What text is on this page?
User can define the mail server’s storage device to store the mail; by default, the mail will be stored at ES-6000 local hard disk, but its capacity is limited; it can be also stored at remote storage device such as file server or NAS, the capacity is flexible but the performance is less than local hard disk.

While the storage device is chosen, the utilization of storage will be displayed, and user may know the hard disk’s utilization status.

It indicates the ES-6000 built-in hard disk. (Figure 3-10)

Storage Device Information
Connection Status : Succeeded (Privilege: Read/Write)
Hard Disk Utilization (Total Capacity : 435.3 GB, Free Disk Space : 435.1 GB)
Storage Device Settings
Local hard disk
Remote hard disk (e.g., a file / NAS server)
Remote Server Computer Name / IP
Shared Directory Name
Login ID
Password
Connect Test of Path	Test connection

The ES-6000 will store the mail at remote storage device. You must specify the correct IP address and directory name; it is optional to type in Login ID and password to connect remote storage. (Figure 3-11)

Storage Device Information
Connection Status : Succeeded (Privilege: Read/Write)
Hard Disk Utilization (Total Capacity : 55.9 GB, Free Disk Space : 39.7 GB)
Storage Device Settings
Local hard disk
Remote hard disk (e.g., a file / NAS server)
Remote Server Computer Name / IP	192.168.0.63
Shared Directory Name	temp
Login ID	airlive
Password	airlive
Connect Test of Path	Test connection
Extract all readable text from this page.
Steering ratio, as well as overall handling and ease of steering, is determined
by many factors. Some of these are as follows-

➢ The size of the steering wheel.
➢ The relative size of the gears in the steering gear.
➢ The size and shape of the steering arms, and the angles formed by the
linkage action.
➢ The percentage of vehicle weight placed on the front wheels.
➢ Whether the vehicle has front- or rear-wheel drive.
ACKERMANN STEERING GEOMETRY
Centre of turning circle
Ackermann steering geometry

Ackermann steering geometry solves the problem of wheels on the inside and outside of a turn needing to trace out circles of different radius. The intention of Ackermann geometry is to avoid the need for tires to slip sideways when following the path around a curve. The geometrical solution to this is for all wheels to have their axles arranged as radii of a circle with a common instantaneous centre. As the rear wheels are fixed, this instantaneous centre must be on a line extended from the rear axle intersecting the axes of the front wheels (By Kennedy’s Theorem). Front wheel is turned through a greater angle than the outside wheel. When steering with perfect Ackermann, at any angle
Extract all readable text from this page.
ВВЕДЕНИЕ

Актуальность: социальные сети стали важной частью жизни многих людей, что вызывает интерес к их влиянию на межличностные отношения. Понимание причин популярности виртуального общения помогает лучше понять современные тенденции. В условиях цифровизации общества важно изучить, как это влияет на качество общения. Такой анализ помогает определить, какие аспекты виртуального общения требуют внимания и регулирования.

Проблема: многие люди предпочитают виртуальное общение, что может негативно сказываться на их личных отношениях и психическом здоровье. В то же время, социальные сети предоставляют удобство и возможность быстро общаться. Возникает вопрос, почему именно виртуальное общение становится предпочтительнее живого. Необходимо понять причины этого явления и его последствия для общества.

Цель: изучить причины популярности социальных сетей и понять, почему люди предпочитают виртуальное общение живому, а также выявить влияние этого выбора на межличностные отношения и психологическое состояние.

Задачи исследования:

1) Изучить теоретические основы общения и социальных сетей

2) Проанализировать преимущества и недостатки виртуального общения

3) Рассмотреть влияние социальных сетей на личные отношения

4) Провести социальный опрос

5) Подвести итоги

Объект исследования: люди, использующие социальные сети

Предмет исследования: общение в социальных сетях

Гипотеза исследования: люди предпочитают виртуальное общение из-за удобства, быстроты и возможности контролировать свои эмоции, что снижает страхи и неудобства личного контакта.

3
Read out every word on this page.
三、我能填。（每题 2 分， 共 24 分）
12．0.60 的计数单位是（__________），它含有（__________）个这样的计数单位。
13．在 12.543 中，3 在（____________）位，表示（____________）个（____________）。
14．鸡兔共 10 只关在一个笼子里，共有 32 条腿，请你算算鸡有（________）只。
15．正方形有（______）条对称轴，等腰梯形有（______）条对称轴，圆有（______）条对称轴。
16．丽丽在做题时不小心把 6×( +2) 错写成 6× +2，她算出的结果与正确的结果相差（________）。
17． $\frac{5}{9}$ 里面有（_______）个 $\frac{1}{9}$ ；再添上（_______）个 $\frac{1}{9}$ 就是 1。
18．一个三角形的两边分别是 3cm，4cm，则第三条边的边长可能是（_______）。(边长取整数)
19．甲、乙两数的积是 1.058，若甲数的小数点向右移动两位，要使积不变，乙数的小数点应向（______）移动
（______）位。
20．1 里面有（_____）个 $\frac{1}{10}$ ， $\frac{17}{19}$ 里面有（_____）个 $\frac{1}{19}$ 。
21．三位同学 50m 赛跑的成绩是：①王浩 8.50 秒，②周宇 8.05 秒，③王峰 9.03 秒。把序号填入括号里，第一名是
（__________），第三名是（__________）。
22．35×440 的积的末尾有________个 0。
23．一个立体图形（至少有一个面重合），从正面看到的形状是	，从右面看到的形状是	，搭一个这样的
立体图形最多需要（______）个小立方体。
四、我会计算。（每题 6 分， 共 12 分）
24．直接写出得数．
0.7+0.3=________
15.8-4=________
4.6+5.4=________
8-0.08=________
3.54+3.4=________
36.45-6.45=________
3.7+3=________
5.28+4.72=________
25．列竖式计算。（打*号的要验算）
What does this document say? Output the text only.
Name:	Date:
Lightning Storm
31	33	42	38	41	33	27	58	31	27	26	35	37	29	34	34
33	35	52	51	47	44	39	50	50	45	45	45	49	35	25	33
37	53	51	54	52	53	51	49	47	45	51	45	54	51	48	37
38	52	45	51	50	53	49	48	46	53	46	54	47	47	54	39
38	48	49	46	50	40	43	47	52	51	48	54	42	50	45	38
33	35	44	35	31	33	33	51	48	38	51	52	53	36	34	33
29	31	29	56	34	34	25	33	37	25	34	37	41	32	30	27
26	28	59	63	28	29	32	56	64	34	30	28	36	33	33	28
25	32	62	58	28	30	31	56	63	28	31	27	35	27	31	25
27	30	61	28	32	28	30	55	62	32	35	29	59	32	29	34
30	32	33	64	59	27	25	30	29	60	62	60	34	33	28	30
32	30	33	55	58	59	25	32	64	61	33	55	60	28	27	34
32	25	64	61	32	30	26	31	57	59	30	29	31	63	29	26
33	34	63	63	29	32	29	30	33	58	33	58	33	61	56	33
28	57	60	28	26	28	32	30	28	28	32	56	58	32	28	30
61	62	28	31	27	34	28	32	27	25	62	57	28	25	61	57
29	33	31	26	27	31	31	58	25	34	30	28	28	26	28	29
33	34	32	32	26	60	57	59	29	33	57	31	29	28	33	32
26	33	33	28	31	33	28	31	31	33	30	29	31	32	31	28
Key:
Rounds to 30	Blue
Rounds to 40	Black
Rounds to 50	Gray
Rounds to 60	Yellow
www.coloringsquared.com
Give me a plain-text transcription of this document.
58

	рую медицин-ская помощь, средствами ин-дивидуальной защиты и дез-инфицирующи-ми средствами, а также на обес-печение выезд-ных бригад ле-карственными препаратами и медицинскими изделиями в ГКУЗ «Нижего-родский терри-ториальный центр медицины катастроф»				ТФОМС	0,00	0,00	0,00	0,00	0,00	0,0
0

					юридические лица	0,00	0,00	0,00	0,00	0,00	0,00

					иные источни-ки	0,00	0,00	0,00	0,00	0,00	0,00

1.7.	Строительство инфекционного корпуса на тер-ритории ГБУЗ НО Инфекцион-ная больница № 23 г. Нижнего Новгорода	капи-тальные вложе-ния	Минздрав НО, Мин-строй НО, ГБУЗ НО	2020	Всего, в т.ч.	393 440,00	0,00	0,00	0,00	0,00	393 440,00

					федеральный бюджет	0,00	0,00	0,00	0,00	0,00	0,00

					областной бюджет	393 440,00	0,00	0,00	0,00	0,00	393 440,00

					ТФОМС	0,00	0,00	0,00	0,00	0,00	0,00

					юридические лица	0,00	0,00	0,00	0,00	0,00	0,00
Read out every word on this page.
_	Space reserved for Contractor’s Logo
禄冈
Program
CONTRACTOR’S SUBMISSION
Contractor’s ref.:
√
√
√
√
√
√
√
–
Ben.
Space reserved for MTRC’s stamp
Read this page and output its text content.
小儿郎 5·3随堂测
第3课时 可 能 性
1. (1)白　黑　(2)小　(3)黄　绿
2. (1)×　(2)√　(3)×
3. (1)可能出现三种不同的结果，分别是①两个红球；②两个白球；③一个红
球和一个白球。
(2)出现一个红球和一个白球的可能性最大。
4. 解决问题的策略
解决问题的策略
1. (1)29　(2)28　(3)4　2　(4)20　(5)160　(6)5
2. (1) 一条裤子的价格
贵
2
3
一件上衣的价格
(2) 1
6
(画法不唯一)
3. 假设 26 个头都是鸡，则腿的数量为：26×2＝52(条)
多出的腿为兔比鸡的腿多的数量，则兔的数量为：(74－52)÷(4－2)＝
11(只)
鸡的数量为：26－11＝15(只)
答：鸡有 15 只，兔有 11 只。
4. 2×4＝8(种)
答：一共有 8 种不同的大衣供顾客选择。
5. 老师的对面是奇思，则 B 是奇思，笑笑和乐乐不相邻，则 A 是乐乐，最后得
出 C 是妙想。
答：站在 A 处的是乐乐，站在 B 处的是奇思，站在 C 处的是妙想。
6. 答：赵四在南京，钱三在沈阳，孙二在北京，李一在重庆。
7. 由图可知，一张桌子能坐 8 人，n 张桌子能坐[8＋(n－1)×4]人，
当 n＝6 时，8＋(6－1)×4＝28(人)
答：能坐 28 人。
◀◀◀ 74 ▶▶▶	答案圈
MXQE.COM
● ● ● ● ● ● ●
Read through the entries and copy each line in which "причины" appears.

WRITTEN REPLY:
Проблема: многие люди предпочитают виртуальное общение, что может негативно сказываться на их личных отношениях и психическом здоровье. В то же время, социальные сети предоставляют удобство и возможность быстро общаться. Возникает вопрос, почему именно виртуальное общение становится предпочтительнее живого. Необходимо понять причины этого явления и его последствия для общества.
Цель: изучить причины популярности социальных сетей и понять, почему люди предпочитают виртуальное общение живому, а также выявить влияние этого выбора на межличностные отношения и психологическое состояние.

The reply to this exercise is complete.